Copy out the data below verbatim.

### Records for the exercise

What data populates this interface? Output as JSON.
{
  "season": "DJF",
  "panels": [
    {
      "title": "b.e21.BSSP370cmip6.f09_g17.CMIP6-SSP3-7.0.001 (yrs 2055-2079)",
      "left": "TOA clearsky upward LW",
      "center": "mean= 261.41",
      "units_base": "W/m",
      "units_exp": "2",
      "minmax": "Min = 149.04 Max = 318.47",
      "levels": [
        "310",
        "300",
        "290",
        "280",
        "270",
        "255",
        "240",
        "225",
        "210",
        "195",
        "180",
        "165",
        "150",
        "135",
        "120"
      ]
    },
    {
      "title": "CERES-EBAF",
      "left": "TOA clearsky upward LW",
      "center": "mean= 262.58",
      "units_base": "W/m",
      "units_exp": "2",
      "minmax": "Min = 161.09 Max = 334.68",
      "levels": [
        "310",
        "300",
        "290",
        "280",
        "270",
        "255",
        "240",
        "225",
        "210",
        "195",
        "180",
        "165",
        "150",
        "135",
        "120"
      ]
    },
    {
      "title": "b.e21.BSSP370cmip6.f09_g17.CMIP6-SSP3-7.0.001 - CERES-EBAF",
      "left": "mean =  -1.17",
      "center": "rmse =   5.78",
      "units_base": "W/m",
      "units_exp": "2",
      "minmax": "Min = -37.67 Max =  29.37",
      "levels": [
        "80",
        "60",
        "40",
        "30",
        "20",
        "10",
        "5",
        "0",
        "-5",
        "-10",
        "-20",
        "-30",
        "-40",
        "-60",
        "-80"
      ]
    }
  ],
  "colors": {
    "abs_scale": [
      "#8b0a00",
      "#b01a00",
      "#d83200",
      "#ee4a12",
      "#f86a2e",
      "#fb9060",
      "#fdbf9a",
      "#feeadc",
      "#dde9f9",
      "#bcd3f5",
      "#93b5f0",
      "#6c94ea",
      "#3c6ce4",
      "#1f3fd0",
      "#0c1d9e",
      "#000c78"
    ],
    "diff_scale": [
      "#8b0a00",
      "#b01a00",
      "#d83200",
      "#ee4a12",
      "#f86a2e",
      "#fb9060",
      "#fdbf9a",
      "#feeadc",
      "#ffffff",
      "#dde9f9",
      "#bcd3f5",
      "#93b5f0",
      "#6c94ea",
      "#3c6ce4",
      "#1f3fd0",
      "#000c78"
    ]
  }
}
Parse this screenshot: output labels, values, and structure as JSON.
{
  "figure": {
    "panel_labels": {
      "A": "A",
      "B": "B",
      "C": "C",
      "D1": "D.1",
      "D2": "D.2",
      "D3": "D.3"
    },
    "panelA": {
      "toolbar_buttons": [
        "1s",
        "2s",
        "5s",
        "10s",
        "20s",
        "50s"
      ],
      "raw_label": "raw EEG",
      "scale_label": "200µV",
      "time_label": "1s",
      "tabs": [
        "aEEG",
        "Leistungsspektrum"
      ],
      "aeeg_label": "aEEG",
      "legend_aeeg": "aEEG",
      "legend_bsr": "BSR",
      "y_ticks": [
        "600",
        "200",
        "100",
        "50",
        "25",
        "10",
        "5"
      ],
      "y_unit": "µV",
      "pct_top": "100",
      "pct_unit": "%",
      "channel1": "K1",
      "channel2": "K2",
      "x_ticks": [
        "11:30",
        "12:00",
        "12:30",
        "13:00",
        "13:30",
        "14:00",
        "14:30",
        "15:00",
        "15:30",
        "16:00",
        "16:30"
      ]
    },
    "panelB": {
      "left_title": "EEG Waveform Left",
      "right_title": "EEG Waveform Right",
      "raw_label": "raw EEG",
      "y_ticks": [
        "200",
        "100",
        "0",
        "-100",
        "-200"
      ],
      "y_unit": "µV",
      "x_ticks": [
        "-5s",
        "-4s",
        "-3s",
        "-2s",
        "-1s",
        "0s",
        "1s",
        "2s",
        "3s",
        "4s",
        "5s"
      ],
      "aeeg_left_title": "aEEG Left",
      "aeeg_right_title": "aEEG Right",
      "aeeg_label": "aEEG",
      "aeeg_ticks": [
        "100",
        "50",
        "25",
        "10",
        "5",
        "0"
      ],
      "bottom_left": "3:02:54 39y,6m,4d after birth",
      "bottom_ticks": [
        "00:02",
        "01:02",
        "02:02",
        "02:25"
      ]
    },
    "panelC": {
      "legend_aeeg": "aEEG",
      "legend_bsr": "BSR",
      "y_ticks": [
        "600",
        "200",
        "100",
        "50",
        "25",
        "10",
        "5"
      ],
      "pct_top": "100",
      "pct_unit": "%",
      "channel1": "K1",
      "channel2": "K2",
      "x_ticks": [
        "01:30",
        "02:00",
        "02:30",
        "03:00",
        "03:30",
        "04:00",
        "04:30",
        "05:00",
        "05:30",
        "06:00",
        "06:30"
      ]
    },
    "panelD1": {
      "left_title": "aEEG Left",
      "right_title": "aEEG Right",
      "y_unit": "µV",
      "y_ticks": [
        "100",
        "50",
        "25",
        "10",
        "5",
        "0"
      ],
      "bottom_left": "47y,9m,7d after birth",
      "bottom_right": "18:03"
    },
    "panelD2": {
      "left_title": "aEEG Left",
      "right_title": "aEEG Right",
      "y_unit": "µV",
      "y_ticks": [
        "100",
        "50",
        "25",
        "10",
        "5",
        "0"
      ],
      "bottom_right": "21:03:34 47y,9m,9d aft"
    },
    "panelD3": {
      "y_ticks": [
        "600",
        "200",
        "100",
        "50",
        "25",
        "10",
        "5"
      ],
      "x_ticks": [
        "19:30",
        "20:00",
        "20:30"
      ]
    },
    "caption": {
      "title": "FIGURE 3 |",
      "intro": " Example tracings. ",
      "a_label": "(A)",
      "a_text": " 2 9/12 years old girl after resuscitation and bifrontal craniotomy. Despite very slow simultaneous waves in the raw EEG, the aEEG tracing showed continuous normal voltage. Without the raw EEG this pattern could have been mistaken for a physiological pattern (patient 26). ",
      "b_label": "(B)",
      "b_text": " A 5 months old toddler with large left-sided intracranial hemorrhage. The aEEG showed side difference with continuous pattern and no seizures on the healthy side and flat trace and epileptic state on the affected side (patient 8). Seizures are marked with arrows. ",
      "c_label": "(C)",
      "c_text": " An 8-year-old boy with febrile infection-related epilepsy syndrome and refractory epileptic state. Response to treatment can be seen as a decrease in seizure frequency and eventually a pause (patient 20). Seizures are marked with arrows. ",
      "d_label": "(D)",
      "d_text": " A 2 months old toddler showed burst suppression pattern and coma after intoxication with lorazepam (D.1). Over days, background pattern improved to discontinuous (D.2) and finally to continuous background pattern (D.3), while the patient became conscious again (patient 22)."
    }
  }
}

######

== Result for this task ==
What data populates this interface? Output as JSON.
{
  "season": "DJF",
  "panels": [
    {
      "title": "b.e21.BSSP370cmip6.f09_g17.CMIP6-SSP3-7.0.001 (yrs 2055-2079)",
      "left": "TOA clearsky upward LW",
      "center": "mean= 261.41",
      "units_base": "W/m",
      "units_exp": "2",
      "minmax": "Min = 149.04 Max = 318.47",
      "levels": [
        "310",
        "300",
        "290",
        "280",
        "270",
        "255",
        "240",
        "225",
        "210",
        "195",
        "180",
        "165",
        "150",
        "135",
        "120"
      ]
    },
    {
      "title": "CERES-EBAF",
      "left": "TOA clearsky upward LW",
      "center": "mean= 262.58",
      "units_base": "W/m",
      "units_exp": "2",
      "minmax": "Min = 161.09 Max = 334.68",
      "levels": [
        "310",
        "300",
        "290",
        "280",
        "270",
        "255",
        "240",
        "225",
        "210",
        "195",
        "180",
        "165",
        "150",
        "135",
        "120"
      ]
    },
    {
      "title": "b.e21.BSSP370cmip6.f09_g17.CMIP6-SSP3-7.0.001 - CERES-EBAF",
      "left": "mean =  -1.17",
      "center": "rmse =   5.78",
      "units_base": "W/m",
      "units_exp": "2",
      "minmax": "Min = -37.67 Max =  29.37",
      "levels": [
        "80",
        "60",
        "40",
        "30",
        "20",
        "10",
        "5",
        "0",
        "-5",
        "-10",
        "-20",
        "-30",
        "-40",
        "-60",
        "-80"
      ]
    }
  ],
  "colors": {
    "abs_scale": [
      "#8b0a00",
      "#b01a00",
      "#d83200",
      "#ee4a12",
      "#f86a2e",
      "#fb9060",
      "#fdbf9a",
      "#feeadc",
      "#dde9f9",
      "#bcd3f5",
      "#93b5f0",
      "#6c94ea",
      "#3c6ce4",
      "#1f3fd0",
      "#0c1d9e",
      "#000c78"
    ],
    "diff_scale": [
      "#8b0a00",
      "#b01a00",
      "#d83200",
      "#ee4a12",
      "#f86a2e",
      "#fb9060",
      "#fdbf9a",
      "#feeadc",
      "#ffffff",
      "#dde9f9",
      "#bcd3f5",
      "#93b5f0",
      "#6c94ea",
      "#3c6ce4",
      "#1f3fd0",
      "#000c78"
    ]
  }
}
Parse this screenshot: output labels, values, and structure as JSON.
{
  "figure": {
    "panel_labels": {
      "A": "A",
      "B": "B",
      "C": "C",
      "D1": "D.1",
      "D2": "D.2",
      "D3": "D.3"
    },
    "panelA": {
      "toolbar_buttons": [
        "1s",
        "2s",
        "5s",
        "10s",
        "20s",
        "50s"
      ],
      "raw_label": "raw EEG",
      "scale_label": "200µV",
      "time_label": "1s",
      "tabs": [
        "aEEG",
        "Leistungsspektrum"
      ],
      "aeeg_label": "aEEG",
      "legend_aeeg": "aEEG",
      "legend_bsr": "BSR",
      "y_ticks": [
        "600",
        "200",
        "100",
        "50",
        "25",
        "10",
        "5"
      ],
      "y_unit": "µV",
      "pct_top": "100",
      "pct_unit": "%",
      "channel1": "K1",
      "channel2": "K2",
      "x_ticks": [
        "11:30",
        "12:00",
        "12:30",
        "13:00",
        "13:30",
        "14:00",
        "14:30",
        "15:00",
        "15:30",
        "16:00",
        "16:30"
      ]
    },
    "panelB": {
      "left_title": "EEG Waveform Left",
      "right_title": "EEG Waveform Right",
      "raw_label": "raw EEG",
      "y_ticks": [
        "200",
        "100",
        "0",
        "-100",
        "-200"
      ],
      "y_unit": "µV",
      "x_ticks": [
        "-5s",
        "-4s",
        "-3s",
        "-2s",
        "-1s",
        "0s",
        "1s",
        "2s",
        "3s",
        "4s",
        "5s"
      ],
      "aeeg_left_title": "aEEG Left",
      "aeeg_right_title": "aEEG Right",
      "aeeg_label": "aEEG",
      "aeeg_ticks": [
        "100",
        "50",
        "25",
        "10",
        "5",
        "0"
      ],
      "bottom_left": "3:02:54 39y,6m,4d after birth",
      "bottom_ticks": [
        "00:02",
        "01:02",
        "02:02",
        "02:25"
      ]
    },
    "panelC": {
      "legend_aeeg": "aEEG",
      "legend_bsr": "BSR",
      "y_ticks": [
        "600",
        "200",
        "100",
        "50",
        "25",
        "10",
        "5"
      ],
      "pct_top": "100",
      "pct_unit": "%",
      "channel1": "K1",
      "channel2": "K2",
      "x_ticks": [
        "01:30",
        "02:00",
        "02:30",
        "03:00",
        "03:30",
        "04:00",
        "04:30",
        "05:00",
        "05:30",
        "06:00",
        "06:30"
      ]
    },
    "panelD1": {
      "left_title": "aEEG Left",
      "right_title": "aEEG Right",
      "y_unit": "µV",
      "y_ticks": [
        "100",
        "50",
        "25",
        "10",
        "5",
        "0"
      ],
      "bottom_left": "47y,9m,7d after birth",
      "bottom_right": "18:03"
    },
    "panelD2": {
      "left_title": "aEEG Left",
      "right_title": "aEEG Right",
      "y_unit": "µV",
      "y_ticks": [
        "100",
        "50",
        "25",
        "10",
        "5",
        "0"
      ],
      "bottom_right": "21:03:34 47y,9m,9d aft"
    },
    "panelD3": {
      "y_ticks": [
        "600",
        "200",
        "100",
        "50",
        "25",
        "10",
        "5"
      ],
      "x_ticks": [
        "19:30",
        "20:00",
        "20:30"
      ]
    },
    "caption": {
      "title": "FIGURE 3 |",
      "intro": " Example tracings. ",
      "a_label": "(A)",
      "a_text": " 2 9/12 years old girl after resuscitation and bifrontal craniotomy. Despite very slow simultaneous waves in the raw EEG, the aEEG tracing showed continuous normal voltage. Without the raw EEG this pattern could have been mistaken for a physiological pattern (patient 26). ",
      "b_label": "(B)",
      "b_text": " A 5 months old toddler with large left-sided intracranial hemorrhage. The aEEG showed side difference with continuous pattern and no seizures on the healthy side and flat trace and epileptic state on the affected side (patient 8). Seizures are marked with arrows. ",
      "c_label": "(C)",
      "c_text": " An 8-year-old boy with febrile infection-related epilepsy syndrome and refractory epileptic state. Response to treatment can be seen as a decrease in seizure frequency and eventually a pause (patient 20). Seizures are marked with arrows. ",
      "d_label": "(D)",
      "d_text": " A 2 months old toddler showed burst suppression pattern and coma after intoxication with lorazepam (D.1). Over days, background pattern improved to discontinuous (D.2) and finally to continuous background pattern (D.3), while the patient became conscious again (patient 22)."
    }
  }
}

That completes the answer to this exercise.